▸ PROVIDED INFORMATION
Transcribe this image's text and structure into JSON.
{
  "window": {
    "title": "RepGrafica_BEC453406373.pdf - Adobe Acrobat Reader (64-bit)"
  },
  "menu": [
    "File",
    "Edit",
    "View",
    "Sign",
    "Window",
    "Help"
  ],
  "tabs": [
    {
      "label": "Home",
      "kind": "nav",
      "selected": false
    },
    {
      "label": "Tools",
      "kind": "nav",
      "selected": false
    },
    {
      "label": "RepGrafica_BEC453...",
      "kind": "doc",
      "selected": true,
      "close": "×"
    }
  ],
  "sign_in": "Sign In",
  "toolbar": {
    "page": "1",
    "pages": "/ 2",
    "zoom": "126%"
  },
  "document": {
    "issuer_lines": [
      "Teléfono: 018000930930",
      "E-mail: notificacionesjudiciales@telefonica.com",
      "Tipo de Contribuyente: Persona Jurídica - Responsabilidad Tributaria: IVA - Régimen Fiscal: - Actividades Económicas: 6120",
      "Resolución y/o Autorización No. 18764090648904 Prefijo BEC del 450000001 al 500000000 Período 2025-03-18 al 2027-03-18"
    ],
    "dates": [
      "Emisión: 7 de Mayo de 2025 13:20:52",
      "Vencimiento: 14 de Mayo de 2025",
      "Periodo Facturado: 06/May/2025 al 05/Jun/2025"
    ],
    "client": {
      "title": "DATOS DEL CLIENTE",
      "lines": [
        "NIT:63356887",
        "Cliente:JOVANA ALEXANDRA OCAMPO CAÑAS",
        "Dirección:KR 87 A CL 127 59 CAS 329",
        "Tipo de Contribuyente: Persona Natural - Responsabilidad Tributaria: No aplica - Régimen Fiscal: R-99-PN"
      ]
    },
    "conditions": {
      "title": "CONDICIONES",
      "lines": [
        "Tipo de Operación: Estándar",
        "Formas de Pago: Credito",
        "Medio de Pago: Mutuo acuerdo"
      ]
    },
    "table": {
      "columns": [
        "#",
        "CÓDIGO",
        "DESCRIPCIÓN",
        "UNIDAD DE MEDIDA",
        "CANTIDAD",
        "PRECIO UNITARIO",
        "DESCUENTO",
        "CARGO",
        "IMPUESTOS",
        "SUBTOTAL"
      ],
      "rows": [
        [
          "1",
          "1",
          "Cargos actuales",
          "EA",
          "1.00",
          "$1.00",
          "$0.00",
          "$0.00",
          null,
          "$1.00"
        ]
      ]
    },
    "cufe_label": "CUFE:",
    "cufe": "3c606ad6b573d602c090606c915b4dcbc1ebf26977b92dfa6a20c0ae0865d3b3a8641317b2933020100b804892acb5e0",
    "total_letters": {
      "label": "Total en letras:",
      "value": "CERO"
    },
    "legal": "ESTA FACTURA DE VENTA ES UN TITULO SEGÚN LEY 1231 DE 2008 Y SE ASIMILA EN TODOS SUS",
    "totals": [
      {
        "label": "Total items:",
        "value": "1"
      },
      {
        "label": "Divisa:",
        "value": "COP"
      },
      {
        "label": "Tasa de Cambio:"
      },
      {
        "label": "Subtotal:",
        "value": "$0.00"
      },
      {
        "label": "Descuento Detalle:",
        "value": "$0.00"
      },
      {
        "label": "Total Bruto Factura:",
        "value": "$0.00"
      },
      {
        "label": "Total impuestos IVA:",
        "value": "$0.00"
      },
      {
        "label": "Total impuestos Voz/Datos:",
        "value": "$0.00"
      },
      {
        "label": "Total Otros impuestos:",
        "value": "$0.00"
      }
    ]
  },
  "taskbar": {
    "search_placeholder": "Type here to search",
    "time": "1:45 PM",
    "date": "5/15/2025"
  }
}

▸ WHAT YOU WILL DO
Every record shown above should be written out again exactly.

▸ RIGHT ANSWER
Transcribe this image's text and structure into JSON.
{
  "window": {
    "title": "RepGrafica_BEC453406373.pdf - Adobe Acrobat Reader (64-bit)"
  },
  "menu": [
    "File",
    "Edit",
    "View",
    "Sign",
    "Window",
    "Help"
  ],
  "tabs": [
    {
      "label": "Home",
      "kind": "nav",
      "selected": false
    },
    {
      "label": "Tools",
      "kind": "nav",
      "selected": false
    },
    {
      "label": "RepGrafica_BEC453...",
      "kind": "doc",
      "selected": true,
      "close": "×"
    }
  ],
  "sign_in": "Sign In",
  "toolbar": {
    "page": "1",
    "pages": "/ 2",
    "zoom": "126%"
  },
  "document": {
    "issuer_lines": [
      "Teléfono: 018000930930",
      "E-mail: notificacionesjudiciales@telefonica.com",
      "Tipo de Contribuyente: Persona Jurídica - Responsabilidad Tributaria: IVA - Régimen Fiscal: - Actividades Económicas: 6120",
      "Resolución y/o Autorización No. 18764090648904 Prefijo BEC del 450000001 al 500000000 Período 2025-03-18 al 2027-03-18"
    ],
    "dates": [
      "Emisión: 7 de Mayo de 2025 13:20:52",
      "Vencimiento: 14 de Mayo de 2025",
      "Periodo Facturado: 06/May/2025 al 05/Jun/2025"
    ],
    "client": {
      "title": "DATOS DEL CLIENTE",
      "lines": [
        "NIT:63356887",
        "Cliente:JOVANA ALEXANDRA OCAMPO CAÑAS",
        "Dirección:KR 87 A CL 127 59 CAS 329",
        "Tipo de Contribuyente: Persona Natural - Responsabilidad Tributaria: No aplica - Régimen Fiscal: R-99-PN"
      ]
    },
    "conditions": {
      "title": "CONDICIONES",
      "lines": [
        "Tipo de Operación: Estándar",
        "Formas de Pago: Credito",
        "Medio de Pago: Mutuo acuerdo"
      ]
    },
    "table": {
      "columns": [
        "#",
        "CÓDIGO",
        "DESCRIPCIÓN",
        "UNIDAD DE MEDIDA",
        "CANTIDAD",
        "PRECIO UNITARIO",
        "DESCUENTO",
        "CARGO",
        "IMPUESTOS",
        "SUBTOTAL"
      ],
      "rows": [
        [
          "1",
          "1",
          "Cargos actuales",
          "EA",
          "1.00",
          "$1.00",
          "$0.00",
          "$0.00",
          null,
          "$1.00"
        ]
      ]
    },
    "cufe_label": "CUFE:",
    "cufe": "3c606ad6b573d602c090606c915b4dcbc1ebf26977b92dfa6a20c0ae0865d3b3a8641317b2933020100b804892acb5e0",
    "total_letters": {
      "label": "Total en letras:",
      "value": "CERO"
    },
    "legal": "ESTA FACTURA DE VENTA ES UN TITULO SEGÚN LEY 1231 DE 2008 Y SE ASIMILA EN TODOS SUS",
    "totals": [
      {
        "label": "Total items:",
        "value": "1"
      },
      {
        "label": "Divisa:",
        "value": "COP"
      },
      {
        "label": "Tasa de Cambio:"
      },
      {
        "label": "Subtotal:",
        "value": "$0.00"
      },
      {
        "label": "Descuento Detalle:",
        "value": "$0.00"
      },
      {
        "label": "Total Bruto Factura:",
        "value": "$0.00"
      },
      {
        "label": "Total impuestos IVA:",
        "value": "$0.00"
      },
      {
        "label": "Total impuestos Voz/Datos:",
        "value": "$0.00"
      },
      {
        "label": "Total Otros impuestos:",
        "value": "$0.00"
      }
    ]
  },
  "taskbar": {
    "search_placeholder": "Type here to search",
    "time": "1:45 PM",
    "date": "5/15/2025"
  }
}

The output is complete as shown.